**Tarefas e exercícios**
[1] Atualize o trecho do texto sobre a greve que começa em "Se esse argumento" e segue até "aconteça uma greve.", substituindo "movimento paredista" por "movimento grevista".
[2] Indique se cada afirmação abaixo está de acordo com o texto sobre a greve, respondendo sim ou não e citando as palavras do texto que decidem a questão: (a) Cristovam Buarque é professor aposentado pela UnB. (b) Cristovam Buarque foi governador de Goiás. (c) Segundo o texto, basta haver uma pessoa que considere a greve desnecessária para que ela não deva acontecer.

**Texto citado**
_ _ _

Em carta publicada no Blog do Noblat, do jornal Metrópoles, o ex-governador do Distrito Federal Cristovam Buarque apela aos professores universitários que acabem com a greve nacional das instituições federais de ensino. Fazendo coro aos pedidos da imprensa capitalista, Buarque parte para uma chantagem emocional contra os professores, procurando convencê-los a abandonar as suas reivindicações e culpando-os pelos problemas educacionais no Brasil.
O texto começa já com um apelo muito desonesto. Buarque diz que “faço parte daqueles que nos últimos anos sofrem perda salarial: sou um professor aposentado pela UnB e esta é minha única remuneração. Por esta razão pessoal e por saber da importância do ensino para o progresso do Brasil, entendo a justificativa da luta de todos colegas em greve pela recuperação de nossos salários. Torço, como brasileiro e como professor aposentado, para aue [sic] a greve termine com resultados positivos”.
Se esse argumento fosse válido, não havia nenhuma greve no planeta. Afinal, em todo movimento paredista, há aquele que se vê conformado com as suas condições. Há também aquele que, por temer as consequências de uma greve, finge que suas condições são suficientes. E há ainda aquele que, por ter sido corrompido por seus superiores, de fato esbanja condições mais que suficientes para suprir suas necessidades. Que haja uma pessoa que veja a greve como desnecessária, portanto, não é argumento para que não aconteça uma greve.

_ _ _

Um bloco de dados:
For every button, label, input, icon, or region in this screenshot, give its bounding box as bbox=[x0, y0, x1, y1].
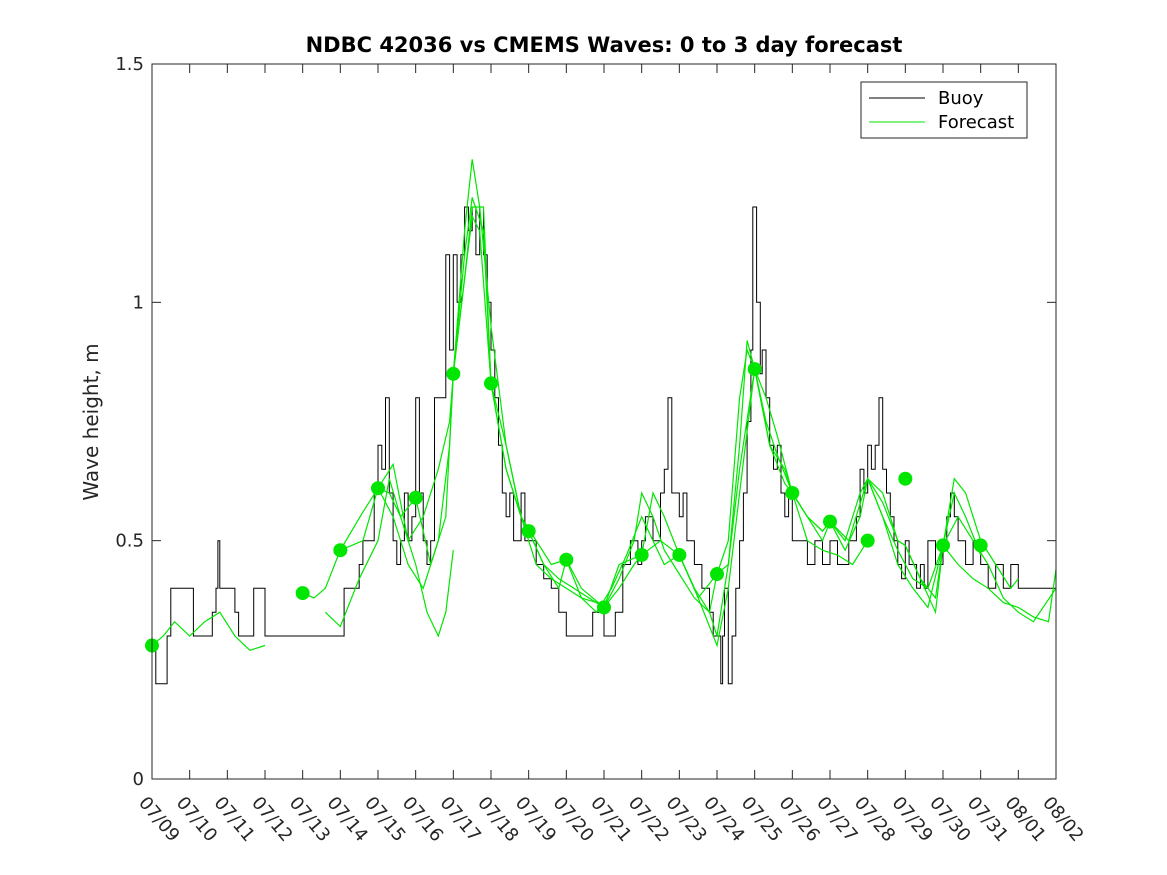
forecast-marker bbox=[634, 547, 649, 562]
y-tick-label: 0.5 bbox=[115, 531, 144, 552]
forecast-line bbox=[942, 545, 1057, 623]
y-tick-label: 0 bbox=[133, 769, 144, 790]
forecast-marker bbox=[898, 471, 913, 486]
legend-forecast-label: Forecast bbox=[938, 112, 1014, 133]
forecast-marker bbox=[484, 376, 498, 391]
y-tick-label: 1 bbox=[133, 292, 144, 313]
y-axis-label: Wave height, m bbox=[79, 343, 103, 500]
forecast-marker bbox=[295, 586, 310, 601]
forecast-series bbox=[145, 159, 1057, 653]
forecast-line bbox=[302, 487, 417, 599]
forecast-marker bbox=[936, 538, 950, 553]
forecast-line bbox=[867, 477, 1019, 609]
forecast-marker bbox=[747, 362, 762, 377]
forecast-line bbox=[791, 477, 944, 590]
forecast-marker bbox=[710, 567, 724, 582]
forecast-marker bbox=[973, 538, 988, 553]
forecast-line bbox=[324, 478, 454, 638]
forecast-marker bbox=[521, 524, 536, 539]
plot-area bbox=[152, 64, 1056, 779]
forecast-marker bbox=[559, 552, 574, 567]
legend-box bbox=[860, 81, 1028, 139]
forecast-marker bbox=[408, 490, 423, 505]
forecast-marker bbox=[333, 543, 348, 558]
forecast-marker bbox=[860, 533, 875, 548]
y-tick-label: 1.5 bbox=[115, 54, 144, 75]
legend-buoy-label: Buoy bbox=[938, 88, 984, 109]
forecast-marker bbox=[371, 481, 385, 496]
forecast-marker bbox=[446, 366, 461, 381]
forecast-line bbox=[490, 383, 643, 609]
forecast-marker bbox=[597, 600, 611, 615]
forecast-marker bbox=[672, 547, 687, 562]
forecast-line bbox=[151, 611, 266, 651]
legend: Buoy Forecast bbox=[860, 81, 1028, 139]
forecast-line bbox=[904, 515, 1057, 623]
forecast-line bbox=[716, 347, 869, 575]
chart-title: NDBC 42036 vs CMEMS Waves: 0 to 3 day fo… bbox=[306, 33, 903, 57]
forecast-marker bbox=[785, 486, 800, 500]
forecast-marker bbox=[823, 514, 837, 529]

_ _ _

**Problemas resolvidos**
[1]
Se esse argumento fosse válido, não havia nenhuma greve no planeta. Afinal, em todo movimento grevista, há aquele que se vê conformado com as suas condições. Há também aquele que, por temer as consequências de uma greve, finge que suas condições são suficientes. E há ainda aquele que, por ter sido corrompido por seus superiores, de fato esbanja condições mais que suficientes para suprir suas necessidades. Que haja uma pessoa que veja a greve como desnecessária, portanto, não é argumento para que não aconteça uma greve.

[2]
(a) Sim: "sou um professor aposentado pela UnB e esta é minha única remuneração".
(b) Não: "o ex-governador do Distrito Federal Cristovam Buarque".
(c) Não: "Que haja uma pessoa que veja a greve como desnecessária, portanto, não é argumento para que não aconteça uma greve".